PASSAGE SHOWN:
= Beginning of Section =
Question is: Has anyone noticed that HEAT caused MORE neurological symptoms (pain/tingling/numbness)in the first few months after surgery?

I'm done with the Hottub (even though it feels so good) and I'm all ICE now,...period.

Chirogeek, in his diary, discussed a similar phenomenon,he stated

"I've learned that when a nerve root becomes severely aggravated it can indeed cause a 'spill-over' effect on the neighboring roots (probably at the cord level) and 'widen' the dermatomal symptomatology of the patient, even setting off dermatome disturbances in the other limb."

Maybe my hottub ventures are really aggrivating the root and setting me back?

Another phenomenon is Intraneural fibrosis (scar tissue INSIDE the nerve sheath) that can cause continued neurological symptoms without nerve impingement (like after decompression surgery). I believe this could be what causes continued nerve pain even after fusion or other treatments and may be the hidden cause of "failed back surgery."

Chirogeek has a wealth of great information.
= End of Section =
(Page segmentation data)
= Beginning of Section =
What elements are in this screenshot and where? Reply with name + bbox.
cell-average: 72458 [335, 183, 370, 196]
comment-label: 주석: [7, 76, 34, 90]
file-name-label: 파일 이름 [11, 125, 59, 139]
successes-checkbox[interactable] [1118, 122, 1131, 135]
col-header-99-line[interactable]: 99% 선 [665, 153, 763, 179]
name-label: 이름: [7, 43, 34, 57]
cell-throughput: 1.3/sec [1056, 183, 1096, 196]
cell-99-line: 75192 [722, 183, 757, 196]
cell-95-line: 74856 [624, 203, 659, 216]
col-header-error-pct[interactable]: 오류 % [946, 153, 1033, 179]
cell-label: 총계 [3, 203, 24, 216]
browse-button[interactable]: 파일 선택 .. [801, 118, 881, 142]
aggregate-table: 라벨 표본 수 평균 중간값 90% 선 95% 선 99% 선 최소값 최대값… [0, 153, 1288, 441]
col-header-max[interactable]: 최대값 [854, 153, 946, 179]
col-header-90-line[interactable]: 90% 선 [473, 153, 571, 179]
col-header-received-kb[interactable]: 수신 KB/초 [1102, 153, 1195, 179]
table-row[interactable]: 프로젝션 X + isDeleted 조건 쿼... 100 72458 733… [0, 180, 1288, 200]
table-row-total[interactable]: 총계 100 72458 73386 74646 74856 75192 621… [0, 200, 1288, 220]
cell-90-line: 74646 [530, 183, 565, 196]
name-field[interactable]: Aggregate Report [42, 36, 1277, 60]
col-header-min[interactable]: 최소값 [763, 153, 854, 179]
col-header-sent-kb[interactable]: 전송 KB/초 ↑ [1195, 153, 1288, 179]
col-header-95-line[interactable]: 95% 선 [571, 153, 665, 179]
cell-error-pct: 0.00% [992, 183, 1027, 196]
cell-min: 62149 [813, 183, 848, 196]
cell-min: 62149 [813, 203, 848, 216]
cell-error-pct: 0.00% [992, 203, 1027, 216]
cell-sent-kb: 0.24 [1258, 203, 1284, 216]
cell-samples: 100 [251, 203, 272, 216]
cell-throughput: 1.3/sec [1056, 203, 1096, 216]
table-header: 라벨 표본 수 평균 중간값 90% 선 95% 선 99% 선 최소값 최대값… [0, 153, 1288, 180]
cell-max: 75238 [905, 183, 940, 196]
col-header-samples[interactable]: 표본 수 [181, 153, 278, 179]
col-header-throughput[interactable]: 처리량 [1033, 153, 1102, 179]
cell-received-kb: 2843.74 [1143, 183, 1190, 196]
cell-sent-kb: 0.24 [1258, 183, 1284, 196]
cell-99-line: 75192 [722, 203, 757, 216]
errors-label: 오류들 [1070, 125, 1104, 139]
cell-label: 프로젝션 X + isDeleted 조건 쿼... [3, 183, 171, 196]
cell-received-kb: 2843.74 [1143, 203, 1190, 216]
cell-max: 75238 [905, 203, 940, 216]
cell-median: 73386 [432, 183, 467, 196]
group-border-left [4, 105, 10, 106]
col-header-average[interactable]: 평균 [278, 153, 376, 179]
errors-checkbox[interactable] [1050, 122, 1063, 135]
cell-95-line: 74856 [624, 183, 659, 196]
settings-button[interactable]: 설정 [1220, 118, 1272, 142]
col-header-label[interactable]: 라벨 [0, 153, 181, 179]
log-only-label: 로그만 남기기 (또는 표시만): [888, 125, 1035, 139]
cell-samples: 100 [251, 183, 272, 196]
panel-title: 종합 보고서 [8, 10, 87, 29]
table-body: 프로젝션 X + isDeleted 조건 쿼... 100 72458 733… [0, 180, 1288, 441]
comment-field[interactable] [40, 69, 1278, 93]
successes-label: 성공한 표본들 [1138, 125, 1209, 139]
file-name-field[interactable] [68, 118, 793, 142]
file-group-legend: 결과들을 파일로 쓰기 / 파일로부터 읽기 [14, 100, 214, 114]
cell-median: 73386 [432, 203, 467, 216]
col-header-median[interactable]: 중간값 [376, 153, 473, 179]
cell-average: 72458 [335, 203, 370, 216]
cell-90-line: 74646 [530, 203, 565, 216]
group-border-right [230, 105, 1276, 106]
= End of Section =
WHAT THIS TASK INVOLVES: List the neurological symptoms named in parentheses in the first question of the passage on heat and nerve symptoms.

COMPLETED TASK: pain, tingling, numbness